> **Saved data entries**

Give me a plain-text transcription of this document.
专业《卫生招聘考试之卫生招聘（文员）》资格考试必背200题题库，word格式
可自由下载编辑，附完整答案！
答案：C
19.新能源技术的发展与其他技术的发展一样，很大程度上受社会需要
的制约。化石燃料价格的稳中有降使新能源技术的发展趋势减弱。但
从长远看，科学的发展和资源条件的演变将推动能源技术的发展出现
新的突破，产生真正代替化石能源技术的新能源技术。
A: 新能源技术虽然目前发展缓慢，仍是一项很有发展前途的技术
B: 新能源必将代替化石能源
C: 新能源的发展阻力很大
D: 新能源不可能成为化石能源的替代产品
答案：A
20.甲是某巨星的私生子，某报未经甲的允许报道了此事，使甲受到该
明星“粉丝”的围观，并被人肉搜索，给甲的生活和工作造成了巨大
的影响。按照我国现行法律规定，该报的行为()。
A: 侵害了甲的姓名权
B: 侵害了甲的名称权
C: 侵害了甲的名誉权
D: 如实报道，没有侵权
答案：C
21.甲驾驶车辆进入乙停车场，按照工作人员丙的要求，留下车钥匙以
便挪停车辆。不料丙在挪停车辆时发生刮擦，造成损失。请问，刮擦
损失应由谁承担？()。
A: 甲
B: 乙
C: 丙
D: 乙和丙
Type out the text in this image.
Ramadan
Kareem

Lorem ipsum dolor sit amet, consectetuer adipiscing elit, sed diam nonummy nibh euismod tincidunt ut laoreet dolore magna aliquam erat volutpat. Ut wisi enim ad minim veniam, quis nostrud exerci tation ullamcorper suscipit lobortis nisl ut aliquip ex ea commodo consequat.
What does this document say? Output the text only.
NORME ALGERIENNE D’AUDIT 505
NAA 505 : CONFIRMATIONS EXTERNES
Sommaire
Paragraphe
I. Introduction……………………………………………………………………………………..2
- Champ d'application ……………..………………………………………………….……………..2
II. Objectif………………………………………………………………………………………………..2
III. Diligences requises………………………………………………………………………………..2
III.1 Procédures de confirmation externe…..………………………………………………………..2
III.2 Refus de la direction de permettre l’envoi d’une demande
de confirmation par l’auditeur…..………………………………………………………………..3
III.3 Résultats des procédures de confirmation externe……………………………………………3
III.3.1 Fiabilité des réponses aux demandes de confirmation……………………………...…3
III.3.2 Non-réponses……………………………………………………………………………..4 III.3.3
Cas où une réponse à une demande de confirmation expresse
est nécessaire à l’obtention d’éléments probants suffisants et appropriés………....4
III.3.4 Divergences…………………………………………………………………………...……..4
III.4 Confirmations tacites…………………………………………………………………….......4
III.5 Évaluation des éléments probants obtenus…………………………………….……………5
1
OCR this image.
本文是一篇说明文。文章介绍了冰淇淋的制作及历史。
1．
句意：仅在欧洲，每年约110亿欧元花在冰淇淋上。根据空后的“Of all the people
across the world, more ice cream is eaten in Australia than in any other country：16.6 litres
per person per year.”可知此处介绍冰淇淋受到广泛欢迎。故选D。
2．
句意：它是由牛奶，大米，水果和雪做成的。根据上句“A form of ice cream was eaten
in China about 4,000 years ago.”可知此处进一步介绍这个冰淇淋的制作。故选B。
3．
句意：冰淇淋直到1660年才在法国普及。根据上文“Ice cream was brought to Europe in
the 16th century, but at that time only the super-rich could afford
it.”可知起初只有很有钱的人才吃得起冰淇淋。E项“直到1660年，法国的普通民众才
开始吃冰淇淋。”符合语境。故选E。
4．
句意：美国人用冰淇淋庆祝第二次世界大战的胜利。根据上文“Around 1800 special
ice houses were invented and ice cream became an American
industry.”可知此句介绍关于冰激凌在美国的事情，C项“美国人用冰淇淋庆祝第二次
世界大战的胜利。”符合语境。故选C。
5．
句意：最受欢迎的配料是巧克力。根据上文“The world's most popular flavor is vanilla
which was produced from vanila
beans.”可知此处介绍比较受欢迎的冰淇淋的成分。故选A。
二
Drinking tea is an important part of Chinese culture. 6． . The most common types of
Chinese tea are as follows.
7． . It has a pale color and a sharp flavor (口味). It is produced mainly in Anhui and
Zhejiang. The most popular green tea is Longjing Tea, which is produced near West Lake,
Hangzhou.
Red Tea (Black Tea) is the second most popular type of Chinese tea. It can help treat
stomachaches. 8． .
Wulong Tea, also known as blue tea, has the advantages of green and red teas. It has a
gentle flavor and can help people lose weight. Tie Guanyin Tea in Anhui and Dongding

> **WORK TO COMPLETE**
All records above must be set down exactly, please.

> **REPLY TO THE EXERCISE**
Give me a plain-text transcription of this document.
专业《卫生招聘考试之卫生招聘（文员）》资格考试必背200题题库，word格式
可自由下载编辑，附完整答案！
答案：C
19.新能源技术的发展与其他技术的发展一样，很大程度上受社会需要
的制约。化石燃料价格的稳中有降使新能源技术的发展趋势减弱。但
从长远看，科学的发展和资源条件的演变将推动能源技术的发展出现
新的突破，产生真正代替化石能源技术的新能源技术。
A: 新能源技术虽然目前发展缓慢，仍是一项很有发展前途的技术
B: 新能源必将代替化石能源
C: 新能源的发展阻力很大
D: 新能源不可能成为化石能源的替代产品
答案：A
20.甲是某巨星的私生子，某报未经甲的允许报道了此事，使甲受到该
明星“粉丝”的围观，并被人肉搜索，给甲的生活和工作造成了巨大
的影响。按照我国现行法律规定，该报的行为()。
A: 侵害了甲的姓名权
B: 侵害了甲的名称权
C: 侵害了甲的名誉权
D: 如实报道，没有侵权
答案：C
21.甲驾驶车辆进入乙停车场，按照工作人员丙的要求，留下车钥匙以
便挪停车辆。不料丙在挪停车辆时发生刮擦，造成损失。请问，刮擦
损失应由谁承担？()。
A: 甲
B: 乙
C: 丙
D: 乙和丙
Type out the text in this image.
Ramadan
Kareem

Lorem ipsum dolor sit amet, consectetuer adipiscing elit, sed diam nonummy nibh euismod tincidunt ut laoreet dolore magna aliquam erat volutpat. Ut wisi enim ad minim veniam, quis nostrud exerci tation ullamcorper suscipit lobortis nisl ut aliquip ex ea commodo consequat.
What does this document say? Output the text only.
NORME ALGERIENNE D’AUDIT 505
NAA 505 : CONFIRMATIONS EXTERNES
Sommaire
Paragraphe
I. Introduction……………………………………………………………………………………..2
- Champ d'application ……………..………………………………………………….……………..2
II. Objectif………………………………………………………………………………………………..2
III. Diligences requises………………………………………………………………………………..2
III.1 Procédures de confirmation externe…..………………………………………………………..2
III.2 Refus de la direction de permettre l’envoi d’une demande
de confirmation par l’auditeur…..………………………………………………………………..3
III.3 Résultats des procédures de confirmation externe……………………………………………3
III.3.1 Fiabilité des réponses aux demandes de confirmation……………………………...…3
III.3.2 Non-réponses……………………………………………………………………………..4 III.3.3
Cas où une réponse à une demande de confirmation expresse
est nécessaire à l’obtention d’éléments probants suffisants et appropriés………....4
III.3.4 Divergences…………………………………………………………………………...……..4
III.4 Confirmations tacites…………………………………………………………………….......4
III.5 Évaluation des éléments probants obtenus…………………………………….……………5
1
OCR this image.
本文是一篇说明文。文章介绍了冰淇淋的制作及历史。
1．
句意：仅在欧洲，每年约110亿欧元花在冰淇淋上。根据空后的“Of all the people
across the world, more ice cream is eaten in Australia than in any other country：16.6 litres
per person per year.”可知此处介绍冰淇淋受到广泛欢迎。故选D。
2．
句意：它是由牛奶，大米，水果和雪做成的。根据上句“A form of ice cream was eaten
in China about 4,000 years ago.”可知此处进一步介绍这个冰淇淋的制作。故选B。
3．
句意：冰淇淋直到1660年才在法国普及。根据上文“Ice cream was brought to Europe in
the 16th century, but at that time only the super-rich could afford
it.”可知起初只有很有钱的人才吃得起冰淇淋。E项“直到1660年，法国的普通民众才
开始吃冰淇淋。”符合语境。故选E。
4．
句意：美国人用冰淇淋庆祝第二次世界大战的胜利。根据上文“Around 1800 special
ice houses were invented and ice cream became an American
industry.”可知此句介绍关于冰激凌在美国的事情，C项“美国人用冰淇淋庆祝第二次
世界大战的胜利。”符合语境。故选C。
5．
句意：最受欢迎的配料是巧克力。根据上文“The world's most popular flavor is vanilla
which was produced from vanila
beans.”可知此处介绍比较受欢迎的冰淇淋的成分。故选A。
二
Drinking tea is an important part of Chinese culture. 6． . The most common types of
Chinese tea are as follows.
7． . It has a pale color and a sharp flavor (口味). It is produced mainly in Anhui and
Zhejiang. The most popular green tea is Longjing Tea, which is produced near West Lake,
Hangzhou.
Red Tea (Black Tea) is the second most popular type of Chinese tea. It can help treat
stomachaches. 8． .
Wulong Tea, also known as blue tea, has the advantages of green and red teas. It has a
gentle flavor and can help people lose weight. Tie Guanyin Tea in Anhui and Dongding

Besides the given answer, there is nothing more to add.